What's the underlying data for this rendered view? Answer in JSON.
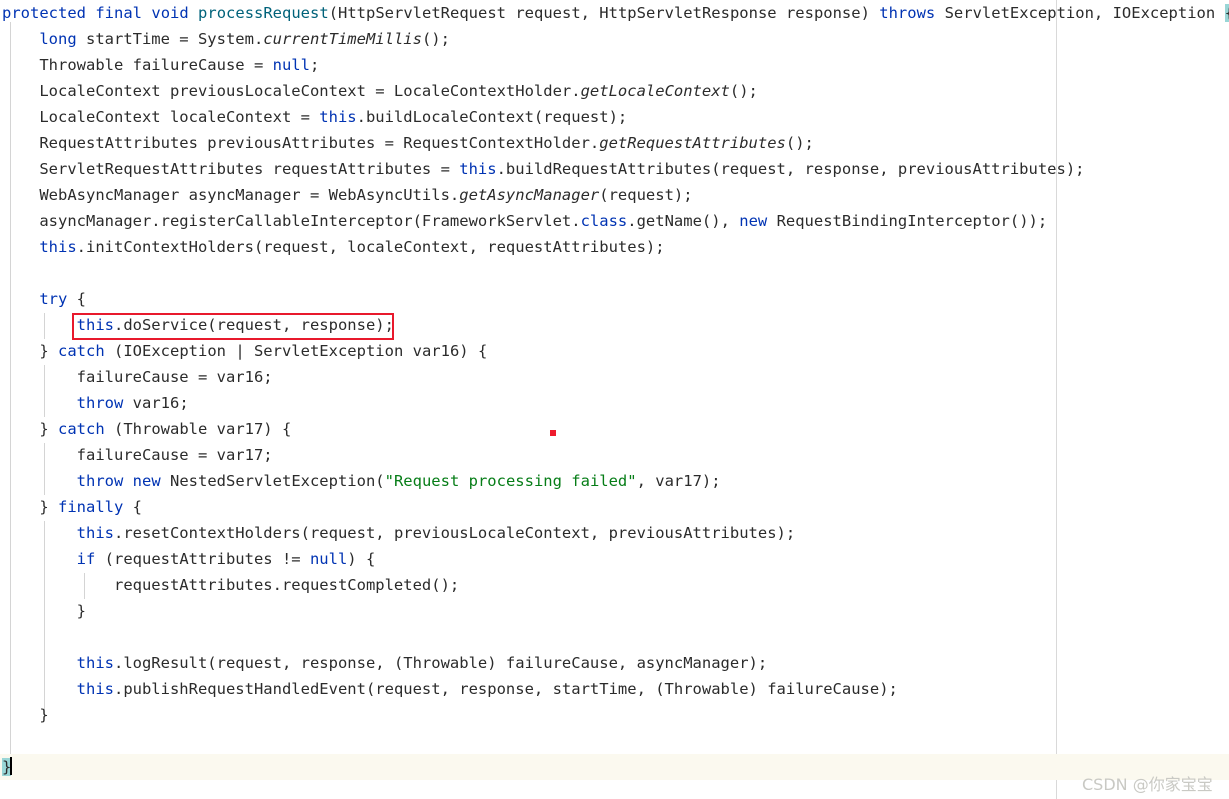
{
  "editor": {
    "language": "java",
    "background_color": "#ffffff",
    "current_line_color": "#fbf9ef",
    "brace_match_color": "#99d6d6",
    "keyword_color": "#0033b3",
    "string_color": "#067d17",
    "method_decl_color": "#00627a",
    "text_color": "#2b2b2b",
    "guide_color": "#d4d4d4",
    "annotation_color": "#e8192c",
    "line_height": 26,
    "font_size": 15.5
  },
  "annotation": {
    "label": "highlighted-call",
    "target_text": "this.doService(request, response);"
  },
  "watermark": {
    "text": "CSDN @你家宝宝"
  },
  "code": {
    "lines": [
      {
        "n": 1,
        "indent": 0,
        "tokens": [
          {
            "t": "protected",
            "c": "kw"
          },
          {
            "t": " ",
            "c": "pln"
          },
          {
            "t": "final",
            "c": "kw"
          },
          {
            "t": " ",
            "c": "pln"
          },
          {
            "t": "void",
            "c": "kw"
          },
          {
            "t": " ",
            "c": "pln"
          },
          {
            "t": "processRequest",
            "c": "fn"
          },
          {
            "t": "(HttpServletRequest request, HttpServletResponse response) ",
            "c": "pln"
          },
          {
            "t": "throws",
            "c": "kw"
          },
          {
            "t": " ServletException, IOException ",
            "c": "pln"
          },
          {
            "t": "{",
            "c": "brace-match"
          }
        ]
      },
      {
        "n": 2,
        "indent": 0,
        "tokens": [
          {
            "t": "    ",
            "c": "pln"
          },
          {
            "t": "long",
            "c": "kw"
          },
          {
            "t": " startTime = System.",
            "c": "pln"
          },
          {
            "t": "currentTimeMillis",
            "c": "stat"
          },
          {
            "t": "();",
            "c": "pln"
          }
        ]
      },
      {
        "n": 3,
        "indent": 0,
        "tokens": [
          {
            "t": "    Throwable failureCause = ",
            "c": "pln"
          },
          {
            "t": "null",
            "c": "kw"
          },
          {
            "t": ";",
            "c": "pln"
          }
        ]
      },
      {
        "n": 4,
        "indent": 0,
        "tokens": [
          {
            "t": "    LocaleContext previousLocaleContext = LocaleContextHolder.",
            "c": "pln"
          },
          {
            "t": "getLocaleContext",
            "c": "stat"
          },
          {
            "t": "();",
            "c": "pln"
          }
        ]
      },
      {
        "n": 5,
        "indent": 0,
        "tokens": [
          {
            "t": "    LocaleContext localeContext = ",
            "c": "pln"
          },
          {
            "t": "this",
            "c": "ths"
          },
          {
            "t": ".buildLocaleContext(request);",
            "c": "pln"
          }
        ]
      },
      {
        "n": 6,
        "indent": 0,
        "tokens": [
          {
            "t": "    RequestAttributes previousAttributes = RequestContextHolder.",
            "c": "pln"
          },
          {
            "t": "getRequestAttributes",
            "c": "stat"
          },
          {
            "t": "();",
            "c": "pln"
          }
        ]
      },
      {
        "n": 7,
        "indent": 0,
        "tokens": [
          {
            "t": "    ServletRequestAttributes requestAttributes = ",
            "c": "pln"
          },
          {
            "t": "this",
            "c": "ths"
          },
          {
            "t": ".buildRequestAttributes(request, response, previousAttributes);",
            "c": "pln"
          }
        ]
      },
      {
        "n": 8,
        "indent": 0,
        "tokens": [
          {
            "t": "    WebAsyncManager asyncManager = WebAsyncUtils.",
            "c": "pln"
          },
          {
            "t": "getAsyncManager",
            "c": "stat"
          },
          {
            "t": "(request);",
            "c": "pln"
          }
        ]
      },
      {
        "n": 9,
        "indent": 0,
        "tokens": [
          {
            "t": "    asyncManager.registerCallableInterceptor(FrameworkServlet.",
            "c": "pln"
          },
          {
            "t": "class",
            "c": "kw"
          },
          {
            "t": ".getName(), ",
            "c": "pln"
          },
          {
            "t": "new",
            "c": "kw"
          },
          {
            "t": " RequestBindingInterceptor());",
            "c": "pln"
          }
        ]
      },
      {
        "n": 10,
        "indent": 0,
        "tokens": [
          {
            "t": "    ",
            "c": "pln"
          },
          {
            "t": "this",
            "c": "ths"
          },
          {
            "t": ".initContextHolders(request, localeContext, requestAttributes);",
            "c": "pln"
          }
        ]
      },
      {
        "n": 11,
        "indent": 0,
        "tokens": []
      },
      {
        "n": 12,
        "indent": 0,
        "tokens": [
          {
            "t": "    ",
            "c": "pln"
          },
          {
            "t": "try",
            "c": "kw"
          },
          {
            "t": " {",
            "c": "pln"
          }
        ]
      },
      {
        "n": 13,
        "indent": 0,
        "tokens": [
          {
            "t": "        ",
            "c": "pln"
          },
          {
            "t": "this",
            "c": "ths"
          },
          {
            "t": ".doService(request, response);",
            "c": "pln"
          }
        ]
      },
      {
        "n": 14,
        "indent": 0,
        "tokens": [
          {
            "t": "    } ",
            "c": "pln"
          },
          {
            "t": "catch",
            "c": "kw"
          },
          {
            "t": " (IOException | ServletException var16) {",
            "c": "pln"
          }
        ]
      },
      {
        "n": 15,
        "indent": 0,
        "tokens": [
          {
            "t": "        failureCause = var16;",
            "c": "pln"
          }
        ]
      },
      {
        "n": 16,
        "indent": 0,
        "tokens": [
          {
            "t": "        ",
            "c": "pln"
          },
          {
            "t": "throw",
            "c": "kw"
          },
          {
            "t": " var16;",
            "c": "pln"
          }
        ]
      },
      {
        "n": 17,
        "indent": 0,
        "tokens": [
          {
            "t": "    } ",
            "c": "pln"
          },
          {
            "t": "catch",
            "c": "kw"
          },
          {
            "t": " (Throwable var17) {",
            "c": "pln"
          }
        ]
      },
      {
        "n": 18,
        "indent": 0,
        "tokens": [
          {
            "t": "        failureCause = var17;",
            "c": "pln"
          }
        ]
      },
      {
        "n": 19,
        "indent": 0,
        "tokens": [
          {
            "t": "        ",
            "c": "pln"
          },
          {
            "t": "throw",
            "c": "kw"
          },
          {
            "t": " ",
            "c": "pln"
          },
          {
            "t": "new",
            "c": "kw"
          },
          {
            "t": " NestedServletException(",
            "c": "pln"
          },
          {
            "t": "\"Request processing failed\"",
            "c": "str"
          },
          {
            "t": ", var17);",
            "c": "pln"
          }
        ]
      },
      {
        "n": 20,
        "indent": 0,
        "tokens": [
          {
            "t": "    } ",
            "c": "pln"
          },
          {
            "t": "finally",
            "c": "kw"
          },
          {
            "t": " {",
            "c": "pln"
          }
        ]
      },
      {
        "n": 21,
        "indent": 0,
        "tokens": [
          {
            "t": "        ",
            "c": "pln"
          },
          {
            "t": "this",
            "c": "ths"
          },
          {
            "t": ".resetContextHolders(request, previousLocaleContext, previousAttributes);",
            "c": "pln"
          }
        ]
      },
      {
        "n": 22,
        "indent": 0,
        "tokens": [
          {
            "t": "        ",
            "c": "pln"
          },
          {
            "t": "if",
            "c": "kw"
          },
          {
            "t": " (requestAttributes != ",
            "c": "pln"
          },
          {
            "t": "null",
            "c": "kw"
          },
          {
            "t": ") {",
            "c": "pln"
          }
        ]
      },
      {
        "n": 23,
        "indent": 0,
        "tokens": [
          {
            "t": "            requestAttributes.requestCompleted();",
            "c": "pln"
          }
        ]
      },
      {
        "n": 24,
        "indent": 0,
        "tokens": [
          {
            "t": "        }",
            "c": "pln"
          }
        ]
      },
      {
        "n": 25,
        "indent": 0,
        "tokens": []
      },
      {
        "n": 26,
        "indent": 0,
        "tokens": [
          {
            "t": "        ",
            "c": "pln"
          },
          {
            "t": "this",
            "c": "ths"
          },
          {
            "t": ".logResult(request, response, (Throwable) failureCause, asyncManager);",
            "c": "pln"
          }
        ]
      },
      {
        "n": 27,
        "indent": 0,
        "tokens": [
          {
            "t": "        ",
            "c": "pln"
          },
          {
            "t": "this",
            "c": "ths"
          },
          {
            "t": ".publishRequestHandledEvent(request, response, startTime, (Throwable) failureCause);",
            "c": "pln"
          }
        ]
      },
      {
        "n": 28,
        "indent": 0,
        "tokens": [
          {
            "t": "    }",
            "c": "pln"
          }
        ]
      },
      {
        "n": 29,
        "indent": 0,
        "tokens": []
      },
      {
        "n": 30,
        "indent": 0,
        "current": true,
        "caret": true,
        "tokens": [
          {
            "t": "}",
            "c": "brace-match"
          }
        ]
      }
    ]
  }
}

= = = = =

Work instructions: Using the listing, say how many lines include the word "response", and add nothing else.

Solution to this exercise: 6